Exercise
Lines containing the string "zagadkę" are to be counted. Write only how many there are.

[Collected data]
◆ ◆ ◆ ◆ ◆

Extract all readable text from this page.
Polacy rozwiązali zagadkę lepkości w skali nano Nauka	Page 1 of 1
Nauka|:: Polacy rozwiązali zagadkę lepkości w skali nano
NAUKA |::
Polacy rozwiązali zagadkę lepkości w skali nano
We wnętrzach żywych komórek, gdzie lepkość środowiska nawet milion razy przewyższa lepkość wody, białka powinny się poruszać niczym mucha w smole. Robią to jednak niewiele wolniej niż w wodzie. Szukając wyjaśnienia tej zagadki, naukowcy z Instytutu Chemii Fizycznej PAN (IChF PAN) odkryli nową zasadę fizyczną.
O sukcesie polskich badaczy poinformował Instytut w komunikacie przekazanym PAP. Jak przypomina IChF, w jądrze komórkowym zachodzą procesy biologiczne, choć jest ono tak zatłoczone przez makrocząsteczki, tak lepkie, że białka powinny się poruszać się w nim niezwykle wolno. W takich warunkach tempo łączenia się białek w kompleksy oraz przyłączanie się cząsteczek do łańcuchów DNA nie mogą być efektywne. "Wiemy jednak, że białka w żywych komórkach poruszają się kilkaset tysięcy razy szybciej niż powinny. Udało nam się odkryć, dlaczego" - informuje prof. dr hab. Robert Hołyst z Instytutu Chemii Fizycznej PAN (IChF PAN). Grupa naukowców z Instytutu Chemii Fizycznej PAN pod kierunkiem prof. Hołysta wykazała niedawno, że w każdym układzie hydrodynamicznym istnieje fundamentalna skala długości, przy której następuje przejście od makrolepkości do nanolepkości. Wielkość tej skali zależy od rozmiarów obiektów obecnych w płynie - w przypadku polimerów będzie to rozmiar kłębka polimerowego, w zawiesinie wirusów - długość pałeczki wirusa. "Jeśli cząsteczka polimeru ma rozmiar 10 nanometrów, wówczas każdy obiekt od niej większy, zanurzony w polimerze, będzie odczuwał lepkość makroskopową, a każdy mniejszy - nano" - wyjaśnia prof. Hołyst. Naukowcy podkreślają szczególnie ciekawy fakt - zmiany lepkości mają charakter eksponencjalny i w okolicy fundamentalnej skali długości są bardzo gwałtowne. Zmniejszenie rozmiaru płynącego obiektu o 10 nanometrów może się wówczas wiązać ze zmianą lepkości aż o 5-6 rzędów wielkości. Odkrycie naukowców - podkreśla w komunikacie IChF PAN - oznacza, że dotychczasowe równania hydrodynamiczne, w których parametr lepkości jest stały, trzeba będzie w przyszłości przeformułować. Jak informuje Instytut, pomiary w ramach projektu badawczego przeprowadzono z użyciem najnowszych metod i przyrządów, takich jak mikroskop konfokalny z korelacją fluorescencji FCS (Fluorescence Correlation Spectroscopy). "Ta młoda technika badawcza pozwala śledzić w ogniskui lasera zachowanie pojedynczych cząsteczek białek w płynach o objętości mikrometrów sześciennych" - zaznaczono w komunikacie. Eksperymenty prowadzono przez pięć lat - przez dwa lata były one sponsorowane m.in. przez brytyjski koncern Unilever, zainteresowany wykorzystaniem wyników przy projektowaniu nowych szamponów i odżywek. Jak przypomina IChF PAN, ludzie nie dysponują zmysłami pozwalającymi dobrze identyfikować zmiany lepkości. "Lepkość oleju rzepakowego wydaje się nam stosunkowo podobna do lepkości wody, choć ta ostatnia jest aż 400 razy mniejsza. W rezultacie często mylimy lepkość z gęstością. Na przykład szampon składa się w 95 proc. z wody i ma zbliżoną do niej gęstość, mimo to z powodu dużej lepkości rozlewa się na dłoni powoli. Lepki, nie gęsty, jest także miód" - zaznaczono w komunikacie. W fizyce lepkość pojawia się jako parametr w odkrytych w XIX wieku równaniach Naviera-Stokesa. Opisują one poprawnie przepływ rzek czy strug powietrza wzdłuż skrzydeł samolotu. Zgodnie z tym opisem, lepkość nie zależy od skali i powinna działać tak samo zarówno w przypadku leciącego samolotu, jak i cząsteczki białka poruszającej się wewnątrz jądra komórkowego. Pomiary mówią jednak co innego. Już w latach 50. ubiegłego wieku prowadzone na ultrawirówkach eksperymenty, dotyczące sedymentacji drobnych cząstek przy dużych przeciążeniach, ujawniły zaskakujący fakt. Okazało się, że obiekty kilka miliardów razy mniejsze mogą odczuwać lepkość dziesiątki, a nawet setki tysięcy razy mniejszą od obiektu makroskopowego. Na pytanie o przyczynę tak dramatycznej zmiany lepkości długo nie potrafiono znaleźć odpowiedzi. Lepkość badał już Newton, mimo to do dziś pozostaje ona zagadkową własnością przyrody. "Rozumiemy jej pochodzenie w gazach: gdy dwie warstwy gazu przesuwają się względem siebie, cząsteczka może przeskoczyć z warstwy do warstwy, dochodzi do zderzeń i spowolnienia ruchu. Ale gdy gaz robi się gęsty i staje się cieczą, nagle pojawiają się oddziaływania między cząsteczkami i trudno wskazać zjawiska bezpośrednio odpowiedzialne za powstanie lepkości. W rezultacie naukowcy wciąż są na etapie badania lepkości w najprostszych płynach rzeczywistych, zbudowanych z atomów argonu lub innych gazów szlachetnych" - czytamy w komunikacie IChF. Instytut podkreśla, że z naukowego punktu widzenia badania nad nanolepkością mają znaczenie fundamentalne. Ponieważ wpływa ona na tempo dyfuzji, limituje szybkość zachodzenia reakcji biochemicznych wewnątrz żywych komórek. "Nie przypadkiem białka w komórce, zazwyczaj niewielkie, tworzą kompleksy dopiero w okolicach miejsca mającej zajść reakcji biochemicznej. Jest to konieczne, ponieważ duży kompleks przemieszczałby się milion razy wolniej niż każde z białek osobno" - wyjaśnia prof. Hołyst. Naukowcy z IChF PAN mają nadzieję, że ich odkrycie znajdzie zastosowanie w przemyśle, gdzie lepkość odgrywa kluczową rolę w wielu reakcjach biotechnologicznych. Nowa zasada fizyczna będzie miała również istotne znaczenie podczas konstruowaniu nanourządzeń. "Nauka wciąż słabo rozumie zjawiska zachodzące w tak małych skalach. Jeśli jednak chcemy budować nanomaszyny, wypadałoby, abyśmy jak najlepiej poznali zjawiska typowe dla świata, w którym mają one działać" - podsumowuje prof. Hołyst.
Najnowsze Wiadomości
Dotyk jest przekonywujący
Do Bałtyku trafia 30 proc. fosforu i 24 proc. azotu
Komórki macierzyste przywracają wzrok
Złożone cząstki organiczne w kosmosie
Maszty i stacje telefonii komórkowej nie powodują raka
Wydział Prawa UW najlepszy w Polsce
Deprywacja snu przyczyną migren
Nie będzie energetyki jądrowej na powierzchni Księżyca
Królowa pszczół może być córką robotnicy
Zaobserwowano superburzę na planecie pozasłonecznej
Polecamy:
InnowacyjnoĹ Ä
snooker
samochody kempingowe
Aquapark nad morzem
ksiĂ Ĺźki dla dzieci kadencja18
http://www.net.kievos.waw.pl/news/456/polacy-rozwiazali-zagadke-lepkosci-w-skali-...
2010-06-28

◆ ◆ ◆ ◆ ◆

Solution
3